» What the task requires
Repeat the whole listing exactly as written.

Collected data

§ §

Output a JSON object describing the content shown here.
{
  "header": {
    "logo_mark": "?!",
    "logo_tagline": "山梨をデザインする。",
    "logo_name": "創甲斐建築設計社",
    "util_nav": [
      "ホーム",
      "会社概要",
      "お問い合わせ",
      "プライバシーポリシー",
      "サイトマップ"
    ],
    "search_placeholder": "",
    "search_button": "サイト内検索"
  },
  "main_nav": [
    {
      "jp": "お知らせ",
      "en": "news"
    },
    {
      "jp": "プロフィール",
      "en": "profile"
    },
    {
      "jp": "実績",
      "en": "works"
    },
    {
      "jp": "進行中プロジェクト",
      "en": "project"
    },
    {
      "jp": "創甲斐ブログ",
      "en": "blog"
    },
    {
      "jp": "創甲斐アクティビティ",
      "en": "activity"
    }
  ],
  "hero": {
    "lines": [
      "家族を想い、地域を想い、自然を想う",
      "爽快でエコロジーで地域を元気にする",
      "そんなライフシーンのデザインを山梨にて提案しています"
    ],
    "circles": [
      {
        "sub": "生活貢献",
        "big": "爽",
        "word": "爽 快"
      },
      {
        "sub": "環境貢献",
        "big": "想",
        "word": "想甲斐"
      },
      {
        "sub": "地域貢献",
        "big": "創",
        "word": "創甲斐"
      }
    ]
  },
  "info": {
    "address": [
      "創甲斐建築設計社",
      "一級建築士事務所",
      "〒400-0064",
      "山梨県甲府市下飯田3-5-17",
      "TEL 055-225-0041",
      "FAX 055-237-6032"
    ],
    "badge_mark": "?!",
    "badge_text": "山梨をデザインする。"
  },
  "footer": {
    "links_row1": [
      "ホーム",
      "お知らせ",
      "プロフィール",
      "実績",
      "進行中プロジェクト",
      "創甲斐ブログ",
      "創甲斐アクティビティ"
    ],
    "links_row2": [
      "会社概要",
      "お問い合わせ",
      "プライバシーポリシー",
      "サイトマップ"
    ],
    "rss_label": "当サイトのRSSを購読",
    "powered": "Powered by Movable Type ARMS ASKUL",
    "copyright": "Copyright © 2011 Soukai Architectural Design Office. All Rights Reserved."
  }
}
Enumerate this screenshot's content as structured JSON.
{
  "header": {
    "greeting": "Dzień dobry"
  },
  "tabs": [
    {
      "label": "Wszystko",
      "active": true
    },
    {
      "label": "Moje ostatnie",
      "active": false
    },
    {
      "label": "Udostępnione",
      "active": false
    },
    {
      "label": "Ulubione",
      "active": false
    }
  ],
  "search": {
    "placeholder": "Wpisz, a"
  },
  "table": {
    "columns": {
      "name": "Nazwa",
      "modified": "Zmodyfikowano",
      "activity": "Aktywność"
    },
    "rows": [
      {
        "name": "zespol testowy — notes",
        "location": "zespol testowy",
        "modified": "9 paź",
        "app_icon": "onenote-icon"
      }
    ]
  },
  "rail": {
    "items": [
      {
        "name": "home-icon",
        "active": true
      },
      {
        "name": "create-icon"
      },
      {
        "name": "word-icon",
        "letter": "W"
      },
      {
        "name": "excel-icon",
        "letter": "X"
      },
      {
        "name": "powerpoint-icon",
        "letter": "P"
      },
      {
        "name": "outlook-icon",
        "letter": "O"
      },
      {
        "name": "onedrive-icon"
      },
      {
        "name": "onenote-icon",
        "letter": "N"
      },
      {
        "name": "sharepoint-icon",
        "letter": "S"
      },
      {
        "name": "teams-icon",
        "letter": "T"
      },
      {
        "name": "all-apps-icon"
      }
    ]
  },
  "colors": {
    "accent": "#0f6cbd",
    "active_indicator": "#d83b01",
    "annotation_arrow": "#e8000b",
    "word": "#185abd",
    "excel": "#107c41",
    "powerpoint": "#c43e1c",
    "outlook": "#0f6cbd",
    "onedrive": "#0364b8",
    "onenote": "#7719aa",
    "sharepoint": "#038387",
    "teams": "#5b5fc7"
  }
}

§ §

» Exercise response
Output a JSON object describing the content shown here.
{
  "header": {
    "logo_mark": "?!",
    "logo_tagline": "山梨をデザインする。",
    "logo_name": "創甲斐建築設計社",
    "util_nav": [
      "ホーム",
      "会社概要",
      "お問い合わせ",
      "プライバシーポリシー",
      "サイトマップ"
    ],
    "search_placeholder": "",
    "search_button": "サイト内検索"
  },
  "main_nav": [
    {
      "jp": "お知らせ",
      "en": "news"
    },
    {
      "jp": "プロフィール",
      "en": "profile"
    },
    {
      "jp": "実績",
      "en": "works"
    },
    {
      "jp": "進行中プロジェクト",
      "en": "project"
    },
    {
      "jp": "創甲斐ブログ",
      "en": "blog"
    },
    {
      "jp": "創甲斐アクティビティ",
      "en": "activity"
    }
  ],
  "hero": {
    "lines": [
      "家族を想い、地域を想い、自然を想う",
      "爽快でエコロジーで地域を元気にする",
      "そんなライフシーンのデザインを山梨にて提案しています"
    ],
    "circles": [
      {
        "sub": "生活貢献",
        "big": "爽",
        "word": "爽 快"
      },
      {
        "sub": "環境貢献",
        "big": "想",
        "word": "想甲斐"
      },
      {
        "sub": "地域貢献",
        "big": "創",
        "word": "創甲斐"
      }
    ]
  },
  "info": {
    "address": [
      "創甲斐建築設計社",
      "一級建築士事務所",
      "〒400-0064",
      "山梨県甲府市下飯田3-5-17",
      "TEL 055-225-0041",
      "FAX 055-237-6032"
    ],
    "badge_mark": "?!",
    "badge_text": "山梨をデザインする。"
  },
  "footer": {
    "links_row1": [
      "ホーム",
      "お知らせ",
      "プロフィール",
      "実績",
      "進行中プロジェクト",
      "創甲斐ブログ",
      "創甲斐アクティビティ"
    ],
    "links_row2": [
      "会社概要",
      "お問い合わせ",
      "プライバシーポリシー",
      "サイトマップ"
    ],
    "rss_label": "当サイトのRSSを購読",
    "powered": "Powered by Movable Type ARMS ASKUL",
    "copyright": "Copyright © 2011 Soukai Architectural Design Office. All Rights Reserved."
  }
}
Enumerate this screenshot's content as structured JSON.
{
  "header": {
    "greeting": "Dzień dobry"
  },
  "tabs": [
    {
      "label": "Wszystko",
      "active": true
    },
    {
      "label": "Moje ostatnie",
      "active": false
    },
    {
      "label": "Udostępnione",
      "active": false
    },
    {
      "label": "Ulubione",
      "active": false
    }
  ],
  "search": {
    "placeholder": "Wpisz, a"
  },
  "table": {
    "columns": {
      "name": "Nazwa",
      "modified": "Zmodyfikowano",
      "activity": "Aktywność"
    },
    "rows": [
      {
        "name": "zespol testowy — notes",
        "location": "zespol testowy",
        "modified": "9 paź",
        "app_icon": "onenote-icon"
      }
    ]
  },
  "rail": {
    "items": [
      {
        "name": "home-icon",
        "active": true
      },
      {
        "name": "create-icon"
      },
      {
        "name": "word-icon",
        "letter": "W"
      },
      {
        "name": "excel-icon",
        "letter": "X"
      },
      {
        "name": "powerpoint-icon",
        "letter": "P"
      },
      {
        "name": "outlook-icon",
        "letter": "O"
      },
      {
        "name": "onedrive-icon"
      },
      {
        "name": "onenote-icon",
        "letter": "N"
      },
      {
        "name": "sharepoint-icon",
        "letter": "S"
      },
      {
        "name": "teams-icon",
        "letter": "T"
      },
      {
        "name": "all-apps-icon"
      }
    ]
  },
  "colors": {
    "accent": "#0f6cbd",
    "active_indicator": "#d83b01",
    "annotation_arrow": "#e8000b",
    "word": "#185abd",
    "excel": "#107c41",
    "powerpoint": "#c43e1c",
    "outlook": "#0f6cbd",
    "onedrive": "#0364b8",
    "onenote": "#7719aa",
    "sharepoint": "#038387",
    "teams": "#5b5fc7"
  }
}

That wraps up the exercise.